Extracted entries
+ + +
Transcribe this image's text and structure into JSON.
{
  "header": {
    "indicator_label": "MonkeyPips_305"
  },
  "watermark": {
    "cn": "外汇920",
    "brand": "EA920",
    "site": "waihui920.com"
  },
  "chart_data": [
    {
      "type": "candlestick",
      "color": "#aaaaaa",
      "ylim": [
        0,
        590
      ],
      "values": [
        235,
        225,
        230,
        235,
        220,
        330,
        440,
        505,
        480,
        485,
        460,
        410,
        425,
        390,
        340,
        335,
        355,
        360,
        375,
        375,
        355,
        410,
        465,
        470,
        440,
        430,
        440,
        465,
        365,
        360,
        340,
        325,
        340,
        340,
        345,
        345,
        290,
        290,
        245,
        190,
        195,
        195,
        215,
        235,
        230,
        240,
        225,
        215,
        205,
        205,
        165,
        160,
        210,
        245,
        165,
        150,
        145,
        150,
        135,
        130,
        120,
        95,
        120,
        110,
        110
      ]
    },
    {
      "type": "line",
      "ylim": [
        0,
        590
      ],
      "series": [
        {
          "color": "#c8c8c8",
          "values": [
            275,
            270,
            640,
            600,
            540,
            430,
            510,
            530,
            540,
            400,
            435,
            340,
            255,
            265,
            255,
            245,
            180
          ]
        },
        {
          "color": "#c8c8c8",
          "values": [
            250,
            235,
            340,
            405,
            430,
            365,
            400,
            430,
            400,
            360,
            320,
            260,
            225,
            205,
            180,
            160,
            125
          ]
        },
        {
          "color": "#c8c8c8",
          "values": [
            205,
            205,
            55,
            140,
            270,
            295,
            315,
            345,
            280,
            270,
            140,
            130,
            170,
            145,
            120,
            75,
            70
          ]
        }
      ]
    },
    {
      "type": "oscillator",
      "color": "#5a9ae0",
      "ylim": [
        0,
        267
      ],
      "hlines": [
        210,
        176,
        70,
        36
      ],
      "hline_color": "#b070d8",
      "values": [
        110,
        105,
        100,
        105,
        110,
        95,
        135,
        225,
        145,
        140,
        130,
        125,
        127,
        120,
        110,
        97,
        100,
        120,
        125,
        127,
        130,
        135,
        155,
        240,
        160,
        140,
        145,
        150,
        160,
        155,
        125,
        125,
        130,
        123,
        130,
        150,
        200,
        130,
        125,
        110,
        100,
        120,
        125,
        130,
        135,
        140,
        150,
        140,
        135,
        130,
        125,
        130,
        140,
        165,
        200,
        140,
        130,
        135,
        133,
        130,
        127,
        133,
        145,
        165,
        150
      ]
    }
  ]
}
+ + +
Task description
Repeat each record exactly, leaving nothing out.

Exercise response
Transcribe this image's text and structure into JSON.
{
  "header": {
    "indicator_label": "MonkeyPips_305"
  },
  "watermark": {
    "cn": "外汇920",
    "brand": "EA920",
    "site": "waihui920.com"
  },
  "chart_data": [
    {
      "type": "candlestick",
      "color": "#aaaaaa",
      "ylim": [
        0,
        590
      ],
      "values": [
        235,
        225,
        230,
        235,
        220,
        330,
        440,
        505,
        480,
        485,
        460,
        410,
        425,
        390,
        340,
        335,
        355,
        360,
        375,
        375,
        355,
        410,
        465,
        470,
        440,
        430,
        440,
        465,
        365,
        360,
        340,
        325,
        340,
        340,
        345,
        345,
        290,
        290,
        245,
        190,
        195,
        195,
        215,
        235,
        230,
        240,
        225,
        215,
        205,
        205,
        165,
        160,
        210,
        245,
        165,
        150,
        145,
        150,
        135,
        130,
        120,
        95,
        120,
        110,
        110
      ]
    },
    {
      "type": "line",
      "ylim": [
        0,
        590
      ],
      "series": [
        {
          "color": "#c8c8c8",
          "values": [
            275,
            270,
            640,
            600,
            540,
            430,
            510,
            530,
            540,
            400,
            435,
            340,
            255,
            265,
            255,
            245,
            180
          ]
        },
        {
          "color": "#c8c8c8",
          "values": [
            250,
            235,
            340,
            405,
            430,
            365,
            400,
            430,
            400,
            360,
            320,
            260,
            225,
            205,
            180,
            160,
            125
          ]
        },
        {
          "color": "#c8c8c8",
          "values": [
            205,
            205,
            55,
            140,
            270,
            295,
            315,
            345,
            280,
            270,
            140,
            130,
            170,
            145,
            120,
            75,
            70
          ]
        }
      ]
    },
    {
      "type": "oscillator",
      "color": "#5a9ae0",
      "ylim": [
        0,
        267
      ],
      "hlines": [
        210,
        176,
        70,
        36
      ],
      "hline_color": "#b070d8",
      "values": [
        110,
        105,
        100,
        105,
        110,
        95,
        135,
        225,
        145,
        140,
        130,
        125,
        127,
        120,
        110,
        97,
        100,
        120,
        125,
        127,
        130,
        135,
        155,
        240,
        160,
        140,
        145,
        150,
        160,
        155,
        125,
        125,
        130,
        123,
        130,
        150,
        200,
        130,
        125,
        110,
        100,
        120,
        125,
        130,
        135,
        140,
        150,
        140,
        135,
        130,
        125,
        130,
        140,
        165,
        200,
        140,
        130,
        135,
        133,
        130,
        127,
        133,
        145,
        165,
        150
      ]
    }
  ]
}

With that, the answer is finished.